_Set problem_
Copy out the lines that have "checkout" in them.

[Stored data]
━━━━━━━━━━━━━━━━━━━━
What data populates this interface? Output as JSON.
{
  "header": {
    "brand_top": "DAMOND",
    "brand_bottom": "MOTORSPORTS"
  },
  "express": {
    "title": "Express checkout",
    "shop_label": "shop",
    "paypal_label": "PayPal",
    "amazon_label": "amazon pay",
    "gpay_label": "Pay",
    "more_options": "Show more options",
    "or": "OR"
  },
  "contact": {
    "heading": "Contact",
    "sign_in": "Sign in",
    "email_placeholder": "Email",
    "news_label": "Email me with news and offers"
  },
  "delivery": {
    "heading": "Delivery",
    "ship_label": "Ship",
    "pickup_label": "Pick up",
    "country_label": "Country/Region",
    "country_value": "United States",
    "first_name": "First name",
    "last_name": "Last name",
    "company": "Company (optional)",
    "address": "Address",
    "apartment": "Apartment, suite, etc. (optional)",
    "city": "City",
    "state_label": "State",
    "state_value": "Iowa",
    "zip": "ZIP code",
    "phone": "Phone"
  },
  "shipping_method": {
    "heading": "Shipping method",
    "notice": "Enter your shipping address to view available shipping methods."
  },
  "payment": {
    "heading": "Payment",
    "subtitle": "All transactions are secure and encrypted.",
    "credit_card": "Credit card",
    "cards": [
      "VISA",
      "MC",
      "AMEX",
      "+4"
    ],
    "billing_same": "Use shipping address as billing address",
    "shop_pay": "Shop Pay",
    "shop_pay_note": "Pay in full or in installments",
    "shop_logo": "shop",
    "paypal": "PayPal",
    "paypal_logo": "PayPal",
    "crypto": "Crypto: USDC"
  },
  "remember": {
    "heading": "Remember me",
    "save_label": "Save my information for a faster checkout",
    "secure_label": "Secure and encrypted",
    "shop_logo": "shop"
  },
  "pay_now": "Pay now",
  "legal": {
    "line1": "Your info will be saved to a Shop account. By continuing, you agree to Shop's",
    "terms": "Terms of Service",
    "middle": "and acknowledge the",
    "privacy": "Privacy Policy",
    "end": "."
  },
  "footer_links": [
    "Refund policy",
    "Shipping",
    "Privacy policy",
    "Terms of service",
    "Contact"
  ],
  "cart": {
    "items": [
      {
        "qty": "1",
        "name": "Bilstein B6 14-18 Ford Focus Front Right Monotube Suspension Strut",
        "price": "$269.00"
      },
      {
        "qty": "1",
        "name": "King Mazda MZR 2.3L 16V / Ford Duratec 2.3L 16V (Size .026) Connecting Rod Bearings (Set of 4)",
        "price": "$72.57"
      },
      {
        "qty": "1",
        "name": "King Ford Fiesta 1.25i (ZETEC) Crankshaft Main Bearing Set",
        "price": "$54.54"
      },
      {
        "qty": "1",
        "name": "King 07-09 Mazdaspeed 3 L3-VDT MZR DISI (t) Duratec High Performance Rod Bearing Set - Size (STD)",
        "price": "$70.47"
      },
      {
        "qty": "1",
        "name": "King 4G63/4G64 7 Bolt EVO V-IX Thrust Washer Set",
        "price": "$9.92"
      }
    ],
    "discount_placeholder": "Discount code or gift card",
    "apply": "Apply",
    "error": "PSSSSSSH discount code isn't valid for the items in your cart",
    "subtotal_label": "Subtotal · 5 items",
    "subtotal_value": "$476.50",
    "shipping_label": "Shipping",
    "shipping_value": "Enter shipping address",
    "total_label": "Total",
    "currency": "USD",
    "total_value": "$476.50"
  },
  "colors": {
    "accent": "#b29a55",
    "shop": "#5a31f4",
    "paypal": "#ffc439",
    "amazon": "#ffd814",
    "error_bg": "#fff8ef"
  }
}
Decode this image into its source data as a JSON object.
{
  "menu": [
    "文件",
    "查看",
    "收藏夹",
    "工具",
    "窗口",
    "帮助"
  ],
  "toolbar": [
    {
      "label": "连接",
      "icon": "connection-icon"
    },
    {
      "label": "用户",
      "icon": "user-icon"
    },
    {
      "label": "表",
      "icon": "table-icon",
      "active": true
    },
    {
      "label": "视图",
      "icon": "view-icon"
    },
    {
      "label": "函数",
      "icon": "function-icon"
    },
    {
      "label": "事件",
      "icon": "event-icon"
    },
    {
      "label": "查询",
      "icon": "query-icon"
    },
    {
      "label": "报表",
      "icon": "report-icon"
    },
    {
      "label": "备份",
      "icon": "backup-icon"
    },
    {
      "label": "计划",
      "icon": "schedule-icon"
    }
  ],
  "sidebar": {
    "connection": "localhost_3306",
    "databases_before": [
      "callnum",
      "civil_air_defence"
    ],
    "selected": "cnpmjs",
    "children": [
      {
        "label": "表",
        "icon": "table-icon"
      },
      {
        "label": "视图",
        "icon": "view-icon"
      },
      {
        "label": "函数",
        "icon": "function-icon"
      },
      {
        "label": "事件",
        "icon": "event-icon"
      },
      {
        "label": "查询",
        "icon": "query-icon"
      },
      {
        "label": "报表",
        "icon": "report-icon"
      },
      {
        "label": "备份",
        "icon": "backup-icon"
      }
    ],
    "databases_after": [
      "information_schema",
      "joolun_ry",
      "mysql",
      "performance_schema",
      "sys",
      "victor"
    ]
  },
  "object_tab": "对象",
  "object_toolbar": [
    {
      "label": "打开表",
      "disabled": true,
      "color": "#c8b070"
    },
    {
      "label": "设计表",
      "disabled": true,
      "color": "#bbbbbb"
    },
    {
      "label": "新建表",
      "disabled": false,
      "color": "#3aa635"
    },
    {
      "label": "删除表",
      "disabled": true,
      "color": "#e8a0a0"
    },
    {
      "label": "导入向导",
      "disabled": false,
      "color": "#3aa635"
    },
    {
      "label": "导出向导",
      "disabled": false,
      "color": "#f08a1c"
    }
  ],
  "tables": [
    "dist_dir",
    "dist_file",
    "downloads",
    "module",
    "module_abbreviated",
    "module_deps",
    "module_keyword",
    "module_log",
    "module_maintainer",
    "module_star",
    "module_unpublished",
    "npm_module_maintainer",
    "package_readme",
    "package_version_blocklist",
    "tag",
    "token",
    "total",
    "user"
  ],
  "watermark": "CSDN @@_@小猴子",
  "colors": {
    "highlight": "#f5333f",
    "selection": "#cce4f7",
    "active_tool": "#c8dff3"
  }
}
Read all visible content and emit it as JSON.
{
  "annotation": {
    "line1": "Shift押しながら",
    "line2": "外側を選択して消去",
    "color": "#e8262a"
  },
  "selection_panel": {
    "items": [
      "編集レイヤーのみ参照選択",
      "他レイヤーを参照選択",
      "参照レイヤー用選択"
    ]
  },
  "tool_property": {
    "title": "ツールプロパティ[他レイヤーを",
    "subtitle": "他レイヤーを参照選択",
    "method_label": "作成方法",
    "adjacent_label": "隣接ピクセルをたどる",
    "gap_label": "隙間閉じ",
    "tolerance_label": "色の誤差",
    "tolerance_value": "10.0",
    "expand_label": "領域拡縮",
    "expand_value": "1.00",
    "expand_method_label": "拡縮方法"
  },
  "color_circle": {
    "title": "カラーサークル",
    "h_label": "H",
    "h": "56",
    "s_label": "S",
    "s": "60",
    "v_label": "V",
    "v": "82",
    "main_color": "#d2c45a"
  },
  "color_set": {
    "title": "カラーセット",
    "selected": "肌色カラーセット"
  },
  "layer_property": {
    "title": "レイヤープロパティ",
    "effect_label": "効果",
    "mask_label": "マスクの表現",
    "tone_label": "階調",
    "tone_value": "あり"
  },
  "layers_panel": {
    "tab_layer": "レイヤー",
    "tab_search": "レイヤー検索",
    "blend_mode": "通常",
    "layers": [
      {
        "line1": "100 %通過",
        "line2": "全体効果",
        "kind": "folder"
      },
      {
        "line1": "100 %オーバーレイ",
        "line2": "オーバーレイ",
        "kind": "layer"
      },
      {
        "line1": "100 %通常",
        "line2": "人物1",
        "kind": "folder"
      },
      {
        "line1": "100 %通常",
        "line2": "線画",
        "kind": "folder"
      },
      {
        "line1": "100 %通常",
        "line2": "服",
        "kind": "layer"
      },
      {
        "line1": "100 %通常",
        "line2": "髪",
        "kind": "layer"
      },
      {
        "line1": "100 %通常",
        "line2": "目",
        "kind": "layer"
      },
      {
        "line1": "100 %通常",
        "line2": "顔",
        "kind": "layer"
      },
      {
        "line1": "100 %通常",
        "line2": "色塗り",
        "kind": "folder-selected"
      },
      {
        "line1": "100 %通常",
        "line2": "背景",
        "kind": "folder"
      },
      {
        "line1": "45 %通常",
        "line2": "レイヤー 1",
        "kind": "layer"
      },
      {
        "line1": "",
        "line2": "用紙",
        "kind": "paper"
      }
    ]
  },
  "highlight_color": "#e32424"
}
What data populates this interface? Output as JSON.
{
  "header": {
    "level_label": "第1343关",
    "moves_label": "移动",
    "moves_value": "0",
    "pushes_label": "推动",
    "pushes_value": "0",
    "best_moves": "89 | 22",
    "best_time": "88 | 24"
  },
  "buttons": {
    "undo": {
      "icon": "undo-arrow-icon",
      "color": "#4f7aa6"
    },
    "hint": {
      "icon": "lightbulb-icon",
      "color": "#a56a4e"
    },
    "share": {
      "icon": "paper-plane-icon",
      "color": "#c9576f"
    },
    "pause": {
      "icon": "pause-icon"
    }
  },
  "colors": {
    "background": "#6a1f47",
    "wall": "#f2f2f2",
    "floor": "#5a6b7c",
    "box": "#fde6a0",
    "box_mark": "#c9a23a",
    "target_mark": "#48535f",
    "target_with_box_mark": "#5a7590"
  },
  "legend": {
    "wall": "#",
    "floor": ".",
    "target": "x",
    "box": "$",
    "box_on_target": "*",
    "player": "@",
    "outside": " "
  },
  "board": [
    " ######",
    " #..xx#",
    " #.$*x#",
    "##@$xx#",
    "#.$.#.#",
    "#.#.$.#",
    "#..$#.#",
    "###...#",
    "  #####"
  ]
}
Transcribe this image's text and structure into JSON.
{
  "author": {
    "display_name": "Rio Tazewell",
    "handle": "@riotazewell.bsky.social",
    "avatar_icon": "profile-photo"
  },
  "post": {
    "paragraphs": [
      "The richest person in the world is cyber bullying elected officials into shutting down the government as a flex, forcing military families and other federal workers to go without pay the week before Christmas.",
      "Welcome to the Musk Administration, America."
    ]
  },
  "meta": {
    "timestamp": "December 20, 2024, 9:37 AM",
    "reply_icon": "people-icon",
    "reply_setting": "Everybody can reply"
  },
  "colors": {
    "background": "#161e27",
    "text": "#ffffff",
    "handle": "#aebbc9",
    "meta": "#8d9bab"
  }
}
━━━━━━━━━━━━━━━━━━━━
_Answer_
    "title": "Express checkout",
    "save_label": "Save my information for a faster checkout",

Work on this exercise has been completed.